# [Exercise input]

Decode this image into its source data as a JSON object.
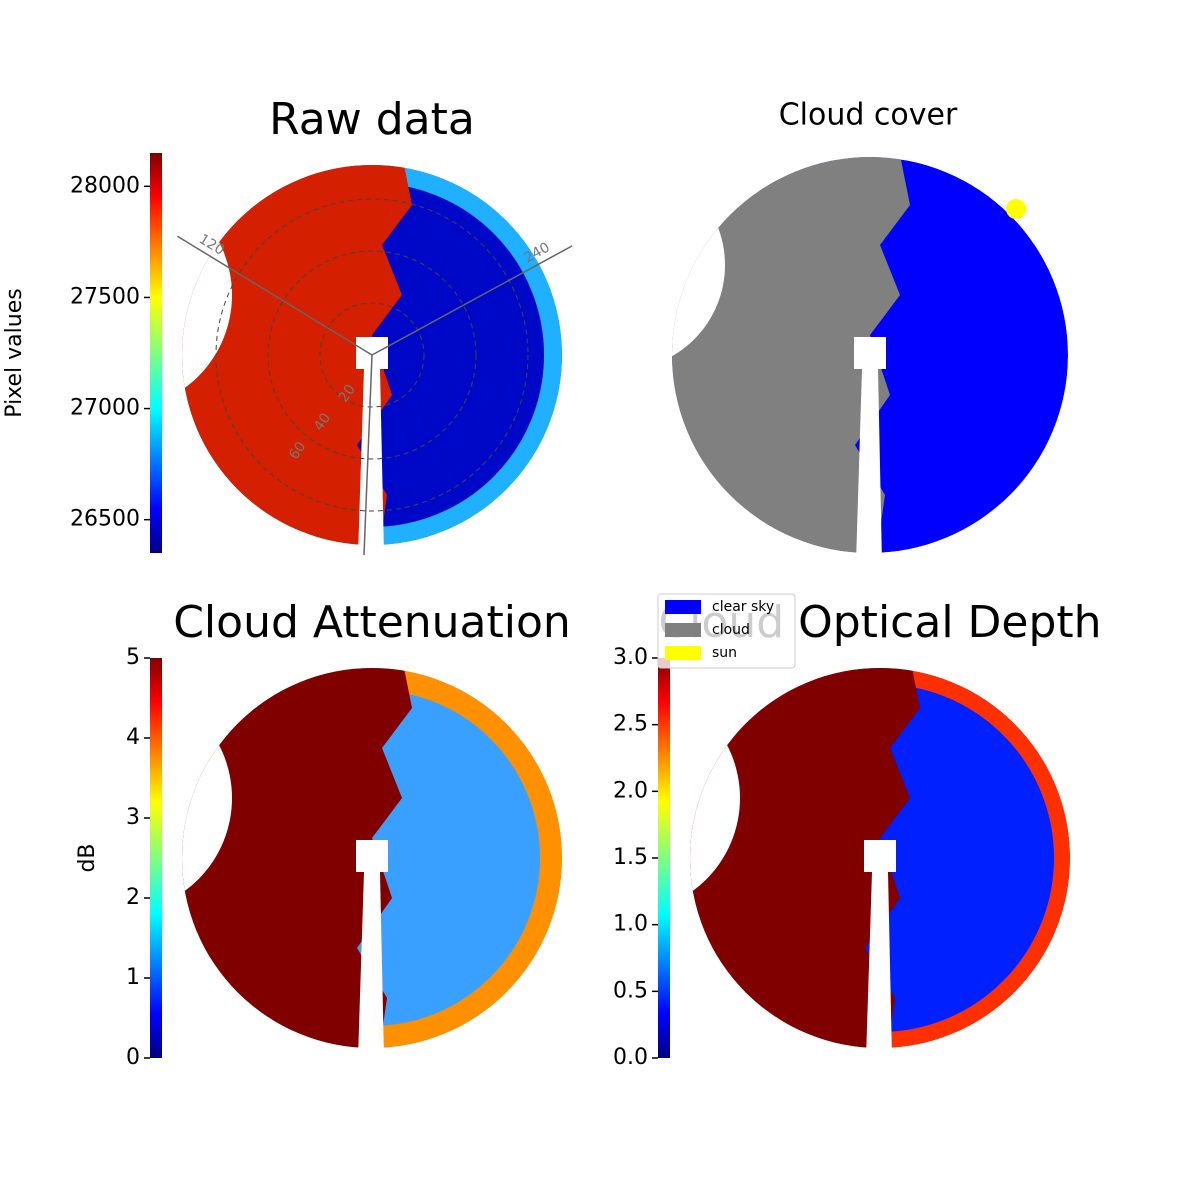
{
  "chart_data": [
    {
      "type": "heatmap",
      "title": "Raw data",
      "ylabel": "Pixel values",
      "colormap": "jet",
      "ylim": [
        26350,
        28150
      ],
      "yticks": [
        26500,
        27000,
        27500,
        28000
      ],
      "polar_grid": {
        "radial_ticks": [
          20,
          40,
          60
        ],
        "azimuth_ticks": [
          120,
          240
        ]
      }
    },
    {
      "type": "categorical",
      "title": "Cloud cover",
      "legend": [
        {
          "name": "clear sky",
          "color": "#0000ff"
        },
        {
          "name": "cloud",
          "color": "#808080"
        },
        {
          "name": "sun",
          "color": "#ffff00"
        }
      ]
    },
    {
      "type": "heatmap",
      "title": "Cloud Attenuation",
      "ylabel": "dB",
      "colormap": "jet",
      "ylim": [
        0,
        5
      ],
      "yticks": [
        0,
        1,
        2,
        3,
        4,
        5
      ]
    },
    {
      "type": "heatmap",
      "title": "Cloud Optical Depth",
      "colormap": "jet",
      "ylim": [
        0,
        3
      ],
      "yticks": [
        {
          "value": 0,
          "label": "0.0"
        },
        {
          "value": 0.5,
          "label": "0.5"
        },
        {
          "value": 1,
          "label": "1.0"
        },
        {
          "value": 1.5,
          "label": "1.5"
        },
        {
          "value": 2,
          "label": "2.0"
        },
        {
          "value": 2.5,
          "label": "2.5"
        },
        {
          "value": 3,
          "label": "3.0"
        }
      ]
    }
  ]
}
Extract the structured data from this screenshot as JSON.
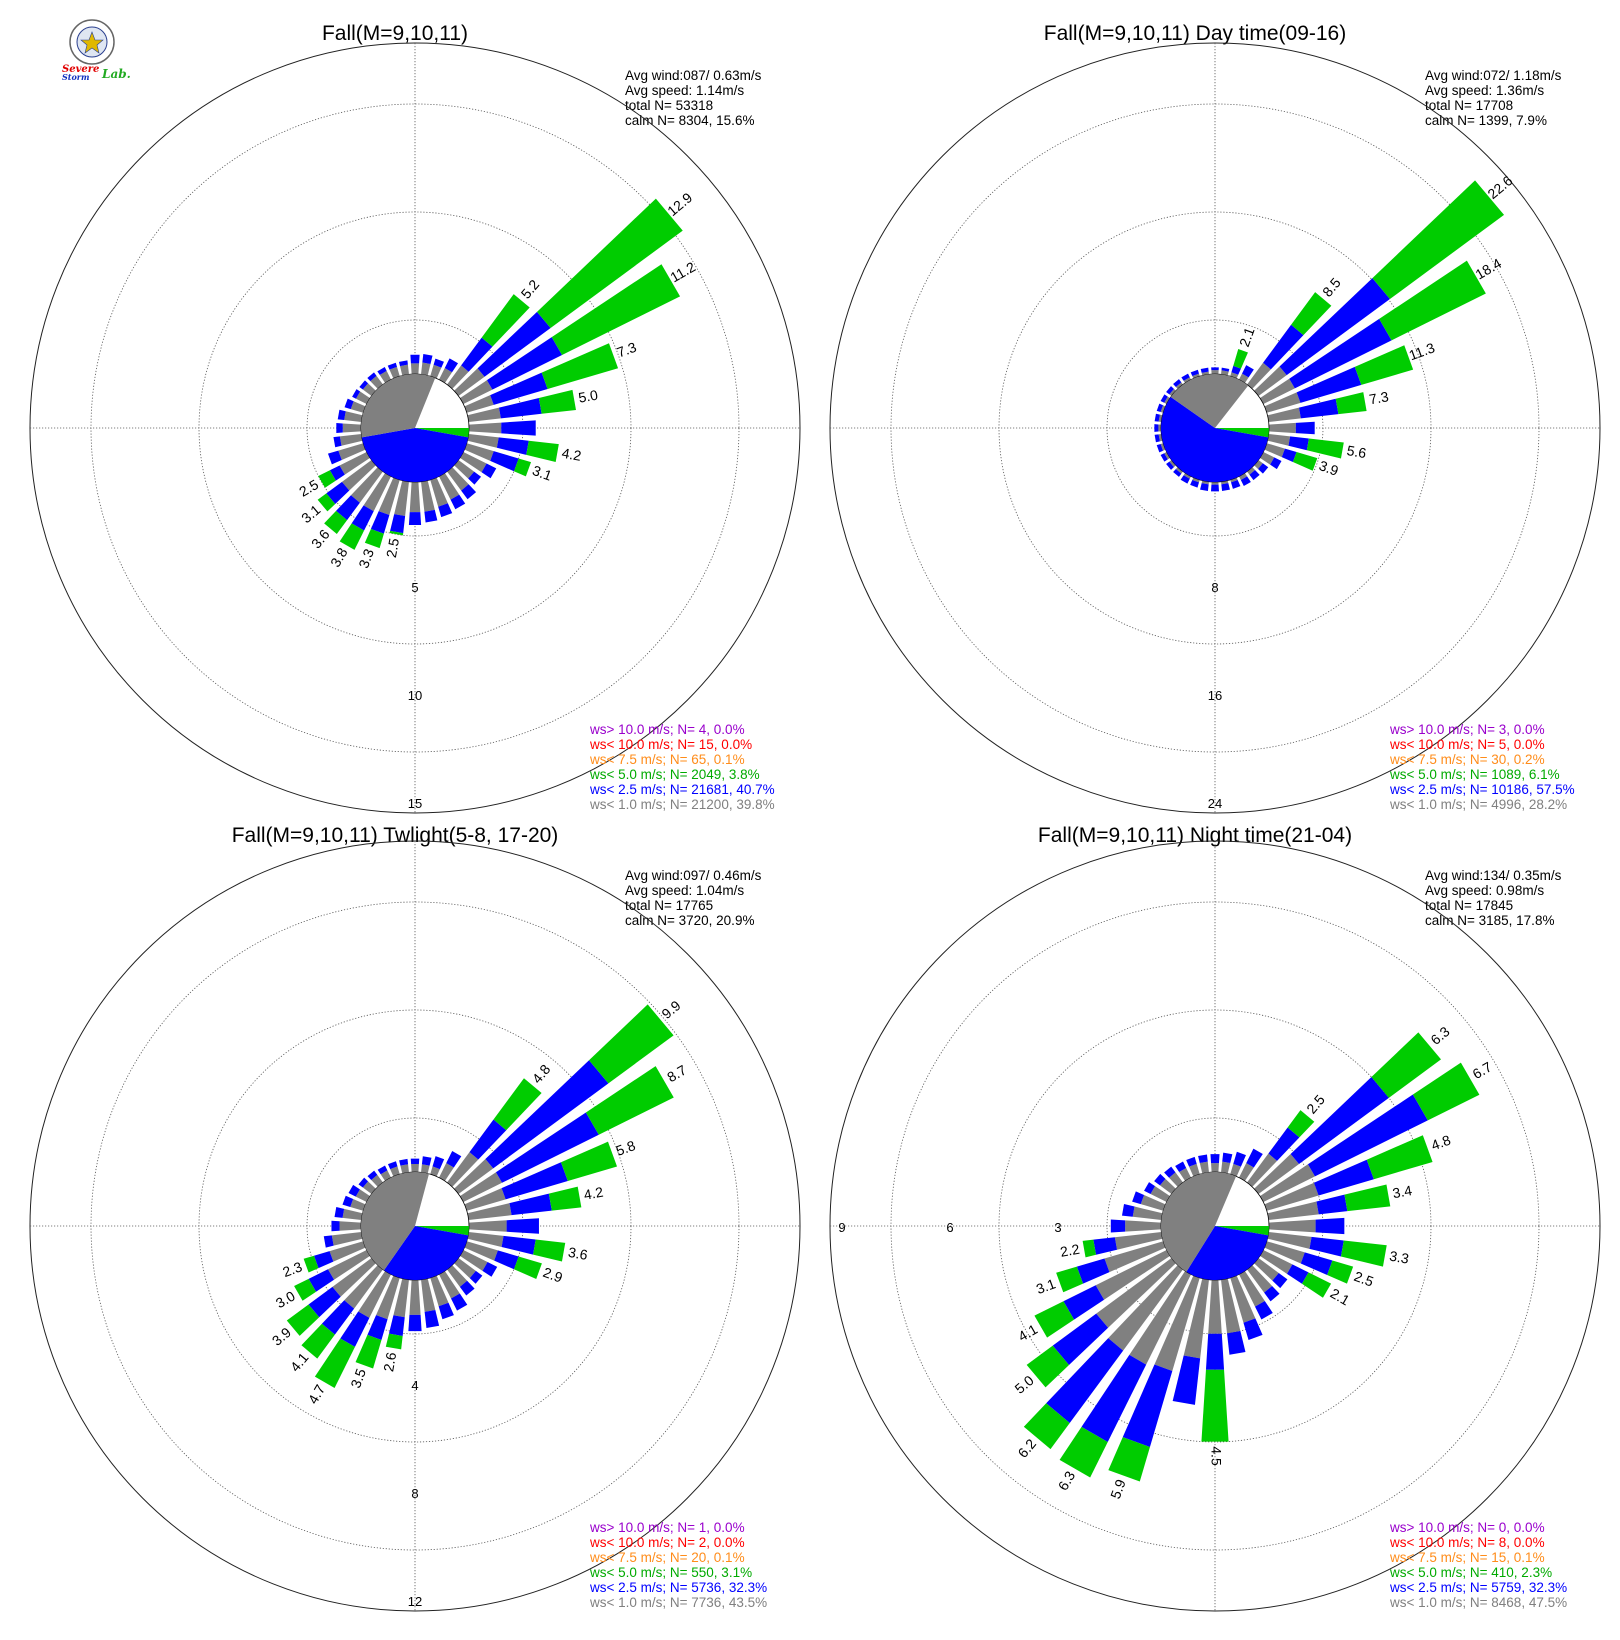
{
  "logo": {
    "text_a": "Severe",
    "text_b": "Storm",
    "text_c": "Lab."
  },
  "colors": {
    "calm_cw": "#808080",
    "calm_ccw": "#0000ff",
    "lt1": "#808080",
    "lt25": "#0000ff",
    "lt5": "#00cc00",
    "lt75": "#ff8c1a",
    "lt10": "#ff0000",
    "gt10": "#9900cc",
    "grid": "#555555"
  },
  "chart_data": [
    {
      "type": "windrose",
      "title": "Fall(M=9,10,11)",
      "stats": [
        "Avg wind:087/ 0.63m/s",
        "Avg speed: 1.14m/s",
        "total N=      53318",
        "calm N=   8304,  15.6%"
      ],
      "ring_labels": [
        "5",
        "10",
        "15"
      ],
      "ring_values": [
        5,
        10,
        15
      ],
      "calm_percent": 15.6,
      "calm_blue_end_deg": 260,
      "calm_gray_end_deg": 22,
      "legend": [
        "ws> 10.0 m/s; N=    4,  0.0%",
        "ws< 10.0 m/s; N=   15,  0.0%",
        "ws<  7.5 m/s; N=   65,  0.1%",
        "ws<  5.0 m/s; N= 2049,  3.8%",
        "ws<  2.5 m/s; N= 21681, 40.7%",
        "ws<  1.0 m/s; N= 21200, 39.8%"
      ],
      "bars": [
        [
          0,
          0.5,
          0.4
        ],
        [
          10,
          0.55,
          0.4
        ],
        [
          20,
          0.55,
          0.3
        ],
        [
          30,
          0.6,
          0.5
        ],
        [
          40,
          1.1,
          1.6,
          "5.2"
        ],
        [
          50,
          1.5,
          3.8,
          "12.9"
        ],
        [
          60,
          1.5,
          3.6,
          "11.2"
        ],
        [
          70,
          1.3,
          2.6,
          "7.3"
        ],
        [
          80,
          1.5,
          1.9,
          "5.0"
        ],
        [
          90,
          1.5,
          1.6
        ],
        [
          100,
          1.4,
          1.4,
          "4.2"
        ],
        [
          110,
          1.3,
          1.2,
          "3.1"
        ],
        [
          120,
          1.2,
          0.5
        ],
        [
          130,
          0.9,
          0.4
        ],
        [
          140,
          1.1,
          0.5
        ],
        [
          150,
          1.2,
          0.5
        ],
        [
          160,
          1.3,
          0.5
        ],
        [
          170,
          1.4,
          0.5
        ],
        [
          180,
          1.4,
          0.6
        ],
        [
          190,
          1.6,
          0.8,
          "2.5"
        ],
        [
          200,
          1.7,
          0.9,
          "3.3"
        ],
        [
          210,
          1.8,
          1.0,
          "3.8"
        ],
        [
          220,
          1.8,
          1.0,
          "3.6"
        ],
        [
          230,
          1.7,
          0.9,
          "3.1"
        ],
        [
          240,
          1.4,
          0.5,
          "2.5"
        ],
        [
          250,
          1.2,
          0.5
        ],
        [
          260,
          1.0,
          0.3
        ],
        [
          270,
          0.85,
          0.3
        ],
        [
          280,
          0.8,
          0.3
        ],
        [
          290,
          0.6,
          0.3
        ],
        [
          300,
          0.55,
          0.2
        ],
        [
          310,
          0.5,
          0.2
        ],
        [
          320,
          0.5,
          0.2
        ],
        [
          330,
          0.45,
          0.2
        ],
        [
          340,
          0.45,
          0.2
        ],
        [
          350,
          0.45,
          0.2
        ]
      ]
    },
    {
      "type": "windrose",
      "title": "Fall(M=9,10,11) Day time(09-16)",
      "stats": [
        "Avg wind:072/ 1.18m/s",
        "Avg speed: 1.36m/s",
        "total N=      17708",
        "calm N=   1399,   7.9%"
      ],
      "ring_labels": [
        "8",
        "16",
        "24"
      ],
      "ring_values": [
        8,
        16,
        24
      ],
      "calm_percent": 7.9,
      "calm_blue_end_deg": 305,
      "calm_gray_end_deg": 38,
      "legend": [
        "ws> 10.0 m/s; N=    3,  0.0%",
        "ws< 10.0 m/s; N=    5,  0.0%",
        "ws<  7.5 m/s; N=   30,  0.2%",
        "ws<  5.0 m/s; N= 1089,  6.1%",
        "ws<  2.5 m/s; N= 10186, 57.5%",
        "ws<  1.0 m/s; N=  4996, 28.2%"
      ],
      "bars": [
        [
          0,
          0.3,
          0.2
        ],
        [
          10,
          0.3,
          0.2
        ],
        [
          20,
          0.3,
          0.5,
          "2.1"
        ],
        [
          30,
          0.5,
          0.7
        ],
        [
          40,
          2.0,
          3.5,
          "8.5"
        ],
        [
          50,
          2.6,
          9.5,
          "22.6"
        ],
        [
          60,
          2.6,
          8.0,
          "18.4"
        ],
        [
          70,
          2.6,
          4.7,
          "11.3"
        ],
        [
          80,
          2.4,
          2.8,
          "7.3"
        ],
        [
          90,
          2.0,
          1.4
        ],
        [
          100,
          1.6,
          1.4,
          "5.6"
        ],
        [
          110,
          1.4,
          0.9,
          "3.9"
        ],
        [
          120,
          0.9,
          0.6
        ],
        [
          130,
          0.4,
          0.5
        ],
        [
          140,
          0.3,
          0.5
        ],
        [
          150,
          0.3,
          0.5
        ],
        [
          160,
          0.2,
          0.5
        ],
        [
          170,
          0.2,
          0.5
        ],
        [
          180,
          0.2,
          0.5
        ],
        [
          190,
          0.2,
          0.5
        ],
        [
          200,
          0.2,
          0.4
        ],
        [
          210,
          0.2,
          0.4
        ],
        [
          220,
          0.2,
          0.3
        ],
        [
          230,
          0.2,
          0.3
        ],
        [
          240,
          0.2,
          0.3
        ],
        [
          250,
          0.2,
          0.3
        ],
        [
          260,
          0.2,
          0.3
        ],
        [
          270,
          0.2,
          0.3
        ],
        [
          280,
          0.2,
          0.3
        ],
        [
          290,
          0.2,
          0.3
        ],
        [
          300,
          0.2,
          0.3
        ],
        [
          310,
          0.2,
          0.3
        ],
        [
          320,
          0.2,
          0.3
        ],
        [
          330,
          0.2,
          0.3
        ],
        [
          340,
          0.2,
          0.3
        ],
        [
          350,
          0.2,
          0.3
        ]
      ]
    },
    {
      "type": "windrose",
      "title": "Fall(M=9,10,11) Twlight(5-8, 17-20)",
      "stats": [
        "Avg wind:097/ 0.46m/s",
        "Avg speed: 1.04m/s",
        "total N=      17765",
        "calm N=   3720,  20.9%"
      ],
      "ring_labels": [
        "4",
        "8",
        "12"
      ],
      "ring_values": [
        4,
        8,
        12
      ],
      "calm_percent": 20.9,
      "calm_blue_end_deg": 215,
      "calm_gray_end_deg": 15,
      "legend": [
        "ws> 10.0 m/s; N=    1,  0.0%",
        "ws< 10.0 m/s; N=    2,  0.0%",
        "ws<  7.5 m/s; N=   20,  0.1%",
        "ws<  5.0 m/s; N=  550,  3.1%",
        "ws<  2.5 m/s; N=  5736, 32.3%",
        "ws<  1.0 m/s; N=  7736, 43.5%"
      ],
      "bars": [
        [
          0,
          0.3,
          0.2
        ],
        [
          10,
          0.3,
          0.3
        ],
        [
          20,
          0.3,
          0.4
        ],
        [
          30,
          0.6,
          0.5
        ],
        [
          40,
          1.4,
          1.5,
          "4.8"
        ],
        [
          50,
          1.6,
          5.3,
          "9.9"
        ],
        [
          60,
          1.6,
          4.0,
          "8.7"
        ],
        [
          70,
          1.5,
          2.4,
          "5.8"
        ],
        [
          80,
          1.6,
          1.5,
          "4.2"
        ],
        [
          90,
          1.4,
          1.2
        ],
        [
          100,
          1.3,
          1.2,
          "3.6"
        ],
        [
          110,
          1.2,
          0.8,
          "2.9"
        ],
        [
          120,
          1.0,
          0.4
        ],
        [
          130,
          0.8,
          0.3
        ],
        [
          140,
          0.8,
          0.4
        ],
        [
          150,
          1.0,
          0.5
        ],
        [
          160,
          1.1,
          0.5
        ],
        [
          170,
          1.2,
          0.6
        ],
        [
          180,
          1.3,
          0.6
        ],
        [
          190,
          1.4,
          0.7,
          "2.6"
        ],
        [
          200,
          1.6,
          0.8,
          "3.5"
        ],
        [
          210,
          1.8,
          1.2,
          "4.7"
        ],
        [
          220,
          1.8,
          1.2,
          "4.1"
        ],
        [
          230,
          1.8,
          1.1,
          "3.9"
        ],
        [
          240,
          1.6,
          0.8,
          "3.0"
        ],
        [
          250,
          1.3,
          0.6,
          "2.3"
        ],
        [
          260,
          1.1,
          0.3
        ],
        [
          270,
          0.8,
          0.3
        ],
        [
          280,
          0.7,
          0.3
        ],
        [
          290,
          0.5,
          0.3
        ],
        [
          300,
          0.45,
          0.3
        ],
        [
          310,
          0.4,
          0.2
        ],
        [
          320,
          0.35,
          0.2
        ],
        [
          330,
          0.3,
          0.2
        ],
        [
          340,
          0.3,
          0.2
        ],
        [
          350,
          0.3,
          0.2
        ]
      ]
    },
    {
      "type": "windrose",
      "title": "Fall(M=9,10,11) Night time(21-04)",
      "stats": [
        "Avg wind:134/ 0.35m/s",
        "Avg speed: 0.98m/s",
        "total N=      17845",
        "calm N=   3185,  17.8%"
      ],
      "ring_labels": [
        "3",
        "6",
        "9"
      ],
      "ring_values": [
        3,
        6,
        9
      ],
      "calm_percent": 17.8,
      "calm_blue_end_deg": 212,
      "calm_gray_end_deg": 23,
      "legend": [
        "ws> 10.0 m/s; N=    0,  0.0%",
        "ws< 10.0 m/s; N=    8,  0.0%",
        "ws<  7.5 m/s; N=   15,  0.1%",
        "ws<  5.0 m/s; N=  410,  2.3%",
        "ws<  2.5 m/s; N=  5759, 32.3%",
        "ws<  1.0 m/s; N=  8468, 47.5%"
      ],
      "bars": [
        [
          0,
          0.25,
          0.25
        ],
        [
          10,
          0.3,
          0.25
        ],
        [
          20,
          0.3,
          0.35
        ],
        [
          30,
          0.45,
          0.45
        ],
        [
          40,
          1.0,
          0.9,
          "2.5"
        ],
        [
          50,
          1.4,
          3.1,
          "6.3"
        ],
        [
          60,
          1.6,
          3.5,
          "6.7"
        ],
        [
          70,
          1.5,
          1.6,
          "4.8"
        ],
        [
          80,
          1.4,
          0.8,
          "3.4"
        ],
        [
          90,
          1.3,
          0.8
        ],
        [
          100,
          1.2,
          0.9,
          "3.3"
        ],
        [
          110,
          1.1,
          0.8,
          "2.5"
        ],
        [
          120,
          0.9,
          0.5,
          "2.1"
        ],
        [
          130,
          0.7,
          0.3
        ],
        [
          140,
          0.8,
          0.3
        ],
        [
          150,
          1.0,
          0.4
        ],
        [
          160,
          1.3,
          0.5
        ],
        [
          170,
          1.5,
          0.6
        ],
        [
          180,
          1.5,
          1.0,
          "4.5"
        ],
        [
          190,
          2.2,
          1.3
        ],
        [
          200,
          2.7,
          2.2,
          "5.9"
        ],
        [
          210,
          2.8,
          2.4,
          "6.3"
        ],
        [
          220,
          2.8,
          2.5,
          "6.2"
        ],
        [
          230,
          2.6,
          1.5,
          "5.0"
        ],
        [
          240,
          2.2,
          1.0,
          "4.1"
        ],
        [
          250,
          1.7,
          0.8,
          "3.1"
        ],
        [
          260,
          1.3,
          0.6,
          "2.2"
        ],
        [
          270,
          1.0,
          0.4
        ],
        [
          280,
          0.8,
          0.3
        ],
        [
          290,
          0.65,
          0.25
        ],
        [
          300,
          0.5,
          0.2
        ],
        [
          310,
          0.4,
          0.2
        ],
        [
          320,
          0.35,
          0.2
        ],
        [
          330,
          0.3,
          0.2
        ],
        [
          340,
          0.3,
          0.2
        ],
        [
          350,
          0.3,
          0.2
        ]
      ]
    }
  ]
}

# [Exercise]
Copy out the lines in which the string "time" appears.

# [Exercise result]
      "title": "Fall(M=9,10,11) Day time(09-16)",
      "title": "Fall(M=9,10,11) Night time(21-04)",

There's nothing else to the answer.